[Dataset items]
- - -

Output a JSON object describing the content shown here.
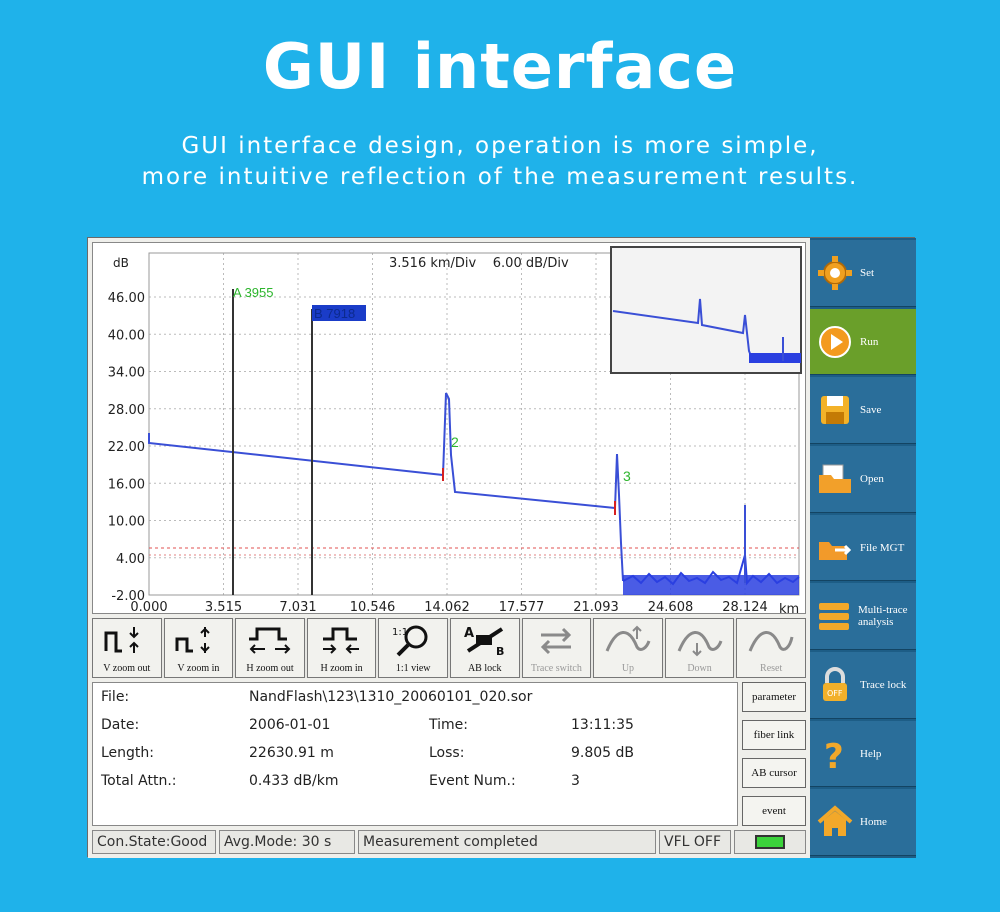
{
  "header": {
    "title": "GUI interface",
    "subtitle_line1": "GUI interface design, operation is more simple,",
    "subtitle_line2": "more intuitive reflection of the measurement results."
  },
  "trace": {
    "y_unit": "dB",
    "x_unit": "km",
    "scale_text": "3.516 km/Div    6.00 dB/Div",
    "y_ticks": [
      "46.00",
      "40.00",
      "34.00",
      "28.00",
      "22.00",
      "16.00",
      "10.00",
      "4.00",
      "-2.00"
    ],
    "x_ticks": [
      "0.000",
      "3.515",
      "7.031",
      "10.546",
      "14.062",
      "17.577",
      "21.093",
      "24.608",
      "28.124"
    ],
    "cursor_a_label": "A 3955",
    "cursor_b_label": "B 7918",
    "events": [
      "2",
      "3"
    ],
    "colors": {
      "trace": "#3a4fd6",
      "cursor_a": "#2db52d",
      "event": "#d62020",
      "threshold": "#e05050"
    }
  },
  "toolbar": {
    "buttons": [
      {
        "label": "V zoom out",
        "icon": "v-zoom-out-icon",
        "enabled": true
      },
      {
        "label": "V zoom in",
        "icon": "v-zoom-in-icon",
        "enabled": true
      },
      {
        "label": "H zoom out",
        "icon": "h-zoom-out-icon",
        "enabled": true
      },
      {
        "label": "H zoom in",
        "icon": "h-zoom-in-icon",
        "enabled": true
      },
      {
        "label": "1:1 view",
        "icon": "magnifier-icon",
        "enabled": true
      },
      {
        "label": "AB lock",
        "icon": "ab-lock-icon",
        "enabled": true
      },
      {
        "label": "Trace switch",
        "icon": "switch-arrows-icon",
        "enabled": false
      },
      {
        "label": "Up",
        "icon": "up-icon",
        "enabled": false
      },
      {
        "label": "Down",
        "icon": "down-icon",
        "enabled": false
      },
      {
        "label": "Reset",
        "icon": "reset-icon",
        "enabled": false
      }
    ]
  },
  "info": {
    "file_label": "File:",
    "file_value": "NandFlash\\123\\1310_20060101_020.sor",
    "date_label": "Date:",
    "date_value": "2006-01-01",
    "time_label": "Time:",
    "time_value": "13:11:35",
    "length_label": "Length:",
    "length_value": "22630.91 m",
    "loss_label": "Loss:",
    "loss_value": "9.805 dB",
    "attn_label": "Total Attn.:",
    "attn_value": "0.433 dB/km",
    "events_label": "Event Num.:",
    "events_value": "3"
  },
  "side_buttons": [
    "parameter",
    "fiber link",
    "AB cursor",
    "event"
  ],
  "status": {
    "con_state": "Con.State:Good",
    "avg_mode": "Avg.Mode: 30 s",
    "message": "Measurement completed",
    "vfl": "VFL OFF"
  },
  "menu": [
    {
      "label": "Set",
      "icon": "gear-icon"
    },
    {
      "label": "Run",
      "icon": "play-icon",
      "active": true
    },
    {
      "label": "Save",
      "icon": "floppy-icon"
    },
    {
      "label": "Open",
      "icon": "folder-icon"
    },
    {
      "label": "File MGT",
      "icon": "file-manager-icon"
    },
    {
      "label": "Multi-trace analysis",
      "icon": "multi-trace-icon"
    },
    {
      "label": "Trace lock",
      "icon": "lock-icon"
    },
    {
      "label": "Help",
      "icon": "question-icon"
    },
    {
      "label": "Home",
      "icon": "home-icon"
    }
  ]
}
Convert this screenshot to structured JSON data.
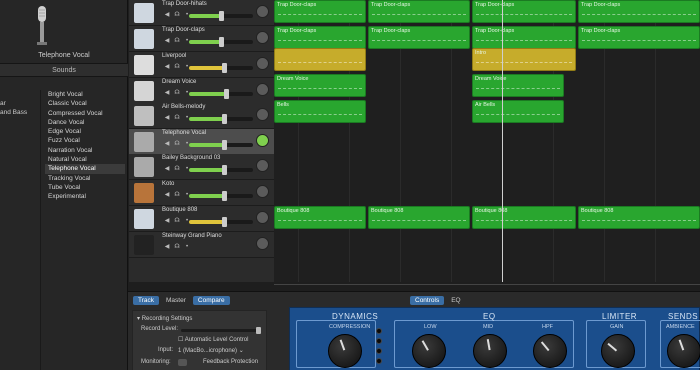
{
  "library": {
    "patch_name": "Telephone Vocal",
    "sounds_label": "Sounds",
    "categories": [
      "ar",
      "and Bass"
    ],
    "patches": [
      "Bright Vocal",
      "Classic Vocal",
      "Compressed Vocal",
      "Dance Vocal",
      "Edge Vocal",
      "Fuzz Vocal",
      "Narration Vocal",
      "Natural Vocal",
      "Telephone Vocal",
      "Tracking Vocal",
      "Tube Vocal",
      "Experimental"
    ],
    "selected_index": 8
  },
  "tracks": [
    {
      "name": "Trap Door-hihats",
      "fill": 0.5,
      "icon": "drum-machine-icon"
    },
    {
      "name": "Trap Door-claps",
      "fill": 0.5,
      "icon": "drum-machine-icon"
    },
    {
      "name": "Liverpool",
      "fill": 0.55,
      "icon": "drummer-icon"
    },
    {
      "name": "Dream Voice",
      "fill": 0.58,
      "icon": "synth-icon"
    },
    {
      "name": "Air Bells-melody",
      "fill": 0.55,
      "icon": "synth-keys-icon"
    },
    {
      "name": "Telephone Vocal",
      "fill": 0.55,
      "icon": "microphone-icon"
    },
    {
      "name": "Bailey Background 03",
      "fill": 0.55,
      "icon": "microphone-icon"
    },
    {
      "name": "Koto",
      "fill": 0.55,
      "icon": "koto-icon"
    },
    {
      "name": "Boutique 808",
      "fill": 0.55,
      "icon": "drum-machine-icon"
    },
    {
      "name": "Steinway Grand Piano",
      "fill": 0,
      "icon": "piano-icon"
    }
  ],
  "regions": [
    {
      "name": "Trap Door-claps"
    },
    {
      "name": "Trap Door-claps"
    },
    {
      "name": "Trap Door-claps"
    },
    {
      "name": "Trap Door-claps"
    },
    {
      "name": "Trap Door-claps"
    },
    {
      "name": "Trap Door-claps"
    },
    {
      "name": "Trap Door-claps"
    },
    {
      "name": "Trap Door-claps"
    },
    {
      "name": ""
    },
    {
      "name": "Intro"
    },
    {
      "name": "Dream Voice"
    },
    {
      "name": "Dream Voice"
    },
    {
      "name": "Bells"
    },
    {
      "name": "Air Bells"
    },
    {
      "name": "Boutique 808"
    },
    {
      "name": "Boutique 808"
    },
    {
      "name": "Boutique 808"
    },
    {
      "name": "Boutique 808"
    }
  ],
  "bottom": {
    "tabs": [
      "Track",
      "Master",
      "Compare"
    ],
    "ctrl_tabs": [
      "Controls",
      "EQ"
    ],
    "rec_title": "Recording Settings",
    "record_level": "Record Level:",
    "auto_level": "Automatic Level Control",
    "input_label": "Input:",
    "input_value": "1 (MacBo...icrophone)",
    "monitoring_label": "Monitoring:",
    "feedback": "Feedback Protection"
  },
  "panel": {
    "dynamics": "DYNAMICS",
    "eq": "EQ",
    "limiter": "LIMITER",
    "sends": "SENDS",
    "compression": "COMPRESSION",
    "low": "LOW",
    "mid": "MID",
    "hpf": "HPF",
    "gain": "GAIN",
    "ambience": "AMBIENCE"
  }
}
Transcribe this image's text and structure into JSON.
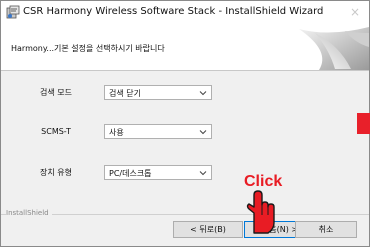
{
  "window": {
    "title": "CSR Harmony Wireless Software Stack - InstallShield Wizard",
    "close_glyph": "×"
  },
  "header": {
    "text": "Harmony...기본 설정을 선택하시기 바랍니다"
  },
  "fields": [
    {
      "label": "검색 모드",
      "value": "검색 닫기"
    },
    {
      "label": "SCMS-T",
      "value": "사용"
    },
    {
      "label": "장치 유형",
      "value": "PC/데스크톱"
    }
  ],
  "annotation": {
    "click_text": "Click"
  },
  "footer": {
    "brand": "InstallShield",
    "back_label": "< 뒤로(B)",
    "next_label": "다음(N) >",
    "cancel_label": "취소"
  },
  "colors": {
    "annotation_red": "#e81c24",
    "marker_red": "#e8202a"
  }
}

- - -

▸ **Your objective**
Repeat each entry precisely as it appears. Leave the pictures out.

▸ **Complete response**
Output a JSON object describing the content shown here.
{
  "header": {
    "title": "GUI interface",
    "subtitle_line1": "GUI interface design, operation is more simple,",
    "subtitle_line2": "more intuitive reflection of the measurement results."
  },
  "trace": {
    "y_unit": "dB",
    "x_unit": "km",
    "scale_text": "3.516 km/Div    6.00 dB/Div",
    "y_ticks": [
      "46.00",
      "40.00",
      "34.00",
      "28.00",
      "22.00",
      "16.00",
      "10.00",
      "4.00",
      "-2.00"
    ],
    "x_ticks": [
      "0.000",
      "3.515",
      "7.031",
      "10.546",
      "14.062",
      "17.577",
      "21.093",
      "24.608",
      "28.124"
    ],
    "cursor_a_label": "A 3955",
    "cursor_b_label": "B 7918",
    "events": [
      "2",
      "3"
    ],
    "colors": {
      "trace": "#3a4fd6",
      "cursor_a": "#2db52d",
      "event": "#d62020",
      "threshold": "#e05050"
    }
  },
  "toolbar": {
    "buttons": [
      {
        "label": "V zoom out",
        "icon": "v-zoom-out-icon",
        "enabled": true
      },
      {
        "label": "V zoom in",
        "icon": "v-zoom-in-icon",
        "enabled": true
      },
      {
        "label": "H zoom out",
        "icon": "h-zoom-out-icon",
        "enabled": true
      },
      {
        "label": "H zoom in",
        "icon": "h-zoom-in-icon",
        "enabled": true
      },
      {
        "label": "1:1 view",
        "icon": "magnifier-icon",
        "enabled": true
      },
      {
        "label": "AB lock",
        "icon": "ab-lock-icon",
        "enabled": true
      },
      {
        "label": "Trace switch",
        "icon": "switch-arrows-icon",
        "enabled": false
      },
      {
        "label": "Up",
        "icon": "up-icon",
        "enabled": false
      },
      {
        "label": "Down",
        "icon": "down-icon",
        "enabled": false
      },
      {
        "label": "Reset",
        "icon": "reset-icon",
        "enabled": false
      }
    ]
  },
  "info": {
    "file_label": "File:",
    "file_value": "NandFlash\\123\\1310_20060101_020.sor",
    "date_label": "Date:",
    "date_value": "2006-01-01",
    "time_label": "Time:",
    "time_value": "13:11:35",
    "length_label": "Length:",
    "length_value": "22630.91 m",
    "loss_label": "Loss:",
    "loss_value": "9.805 dB",
    "attn_label": "Total Attn.:",
    "attn_value": "0.433 dB/km",
    "events_label": "Event Num.:",
    "events_value": "3"
  },
  "side_buttons": [
    "parameter",
    "fiber link",
    "AB cursor",
    "event"
  ],
  "status": {
    "con_state": "Con.State:Good",
    "avg_mode": "Avg.Mode: 30 s",
    "message": "Measurement completed",
    "vfl": "VFL OFF"
  },
  "menu": [
    {
      "label": "Set",
      "icon": "gear-icon"
    },
    {
      "label": "Run",
      "icon": "play-icon",
      "active": true
    },
    {
      "label": "Save",
      "icon": "floppy-icon"
    },
    {
      "label": "Open",
      "icon": "folder-icon"
    },
    {
      "label": "File MGT",
      "icon": "file-manager-icon"
    },
    {
      "label": "Multi-trace analysis",
      "icon": "multi-trace-icon"
    },
    {
      "label": "Trace lock",
      "icon": "lock-icon"
    },
    {
      "label": "Help",
      "icon": "question-icon"
    },
    {
      "label": "Home",
      "icon": "home-icon"
    }
  ]
}
Convert this screenshot to structured JSON data.
{
  "library": {
    "patch_name": "Telephone Vocal",
    "sounds_label": "Sounds",
    "categories": [
      "ar",
      "and Bass"
    ],
    "patches": [
      "Bright Vocal",
      "Classic Vocal",
      "Compressed Vocal",
      "Dance Vocal",
      "Edge Vocal",
      "Fuzz Vocal",
      "Narration Vocal",
      "Natural Vocal",
      "Telephone Vocal",
      "Tracking Vocal",
      "Tube Vocal",
      "Experimental"
    ],
    "selected_index": 8
  },
  "tracks": [
    {
      "name": "Trap Door-hihats",
      "fill": 0.5,
      "icon": "drum-machine-icon"
    },
    {
      "name": "Trap Door-claps",
      "fill": 0.5,
      "icon": "drum-machine-icon"
    },
    {
      "name": "Liverpool",
      "fill": 0.55,
      "icon": "drummer-icon"
    },
    {
      "name": "Dream Voice",
      "fill": 0.58,
      "icon": "synth-icon"
    },
    {
      "name": "Air Bells-melody",
      "fill": 0.55,
      "icon": "synth-keys-icon"
    },
    {
      "name": "Telephone Vocal",
      "fill": 0.55,
      "icon": "microphone-icon"
    },
    {
      "name": "Bailey Background 03",
      "fill": 0.55,
      "icon": "microphone-icon"
    },
    {
      "name": "Koto",
      "fill": 0.55,
      "icon": "koto-icon"
    },
    {
      "name": "Boutique 808",
      "fill": 0.55,
      "icon": "drum-machine-icon"
    },
    {
      "name": "Steinway Grand Piano",
      "fill": 0,
      "icon": "piano-icon"
    }
  ],
  "regions": [
    {
      "name": "Trap Door-claps"
    },
    {
      "name": "Trap Door-claps"
    },
    {
      "name": "Trap Door-claps"
    },
    {
      "name": "Trap Door-claps"
    },
    {
      "name": "Trap Door-claps"
    },
    {
      "name": "Trap Door-claps"
    },
    {
      "name": "Trap Door-claps"
    },
    {
      "name": "Trap Door-claps"
    },
    {
      "name": ""
    },
    {
      "name": "Intro"
    },
    {
      "name": "Dream Voice"
    },
    {
      "name": "Dream Voice"
    },
    {
      "name": "Bells"
    },
    {
      "name": "Air Bells"
    },
    {
      "name": "Boutique 808"
    },
    {
      "name": "Boutique 808"
    },
    {
      "name": "Boutique 808"
    },
    {
      "name": "Boutique 808"
    }
  ],
  "bottom": {
    "tabs": [
      "Track",
      "Master",
      "Compare"
    ],
    "ctrl_tabs": [
      "Controls",
      "EQ"
    ],
    "rec_title": "Recording Settings",
    "record_level": "Record Level:",
    "auto_level": "Automatic Level Control",
    "input_label": "Input:",
    "input_value": "1 (MacBo...icrophone)",
    "monitoring_label": "Monitoring:",
    "feedback": "Feedback Protection"
  },
  "panel": {
    "dynamics": "DYNAMICS",
    "eq": "EQ",
    "limiter": "LIMITER",
    "sends": "SENDS",
    "compression": "COMPRESSION",
    "low": "LOW",
    "mid": "MID",
    "hpf": "HPF",
    "gain": "GAIN",
    "ambience": "AMBIENCE"
  }
}
Transcribe this image's text and structure into JSON.
{
  "window": {
    "title": "CSR Harmony Wireless Software Stack - InstallShield Wizard",
    "close_glyph": "×"
  },
  "header": {
    "text": "Harmony...기본 설정을 선택하시기 바랍니다"
  },
  "fields": [
    {
      "label": "검색 모드",
      "value": "검색 닫기"
    },
    {
      "label": "SCMS-T",
      "value": "사용"
    },
    {
      "label": "장치 유형",
      "value": "PC/데스크톱"
    }
  ],
  "annotation": {
    "click_text": "Click"
  },
  "footer": {
    "brand": "InstallShield",
    "back_label": "< 뒤로(B)",
    "next_label": "다음(N) >",
    "cancel_label": "취소"
  },
  "colors": {
    "annotation_red": "#e81c24",
    "marker_red": "#e8202a"
  }
}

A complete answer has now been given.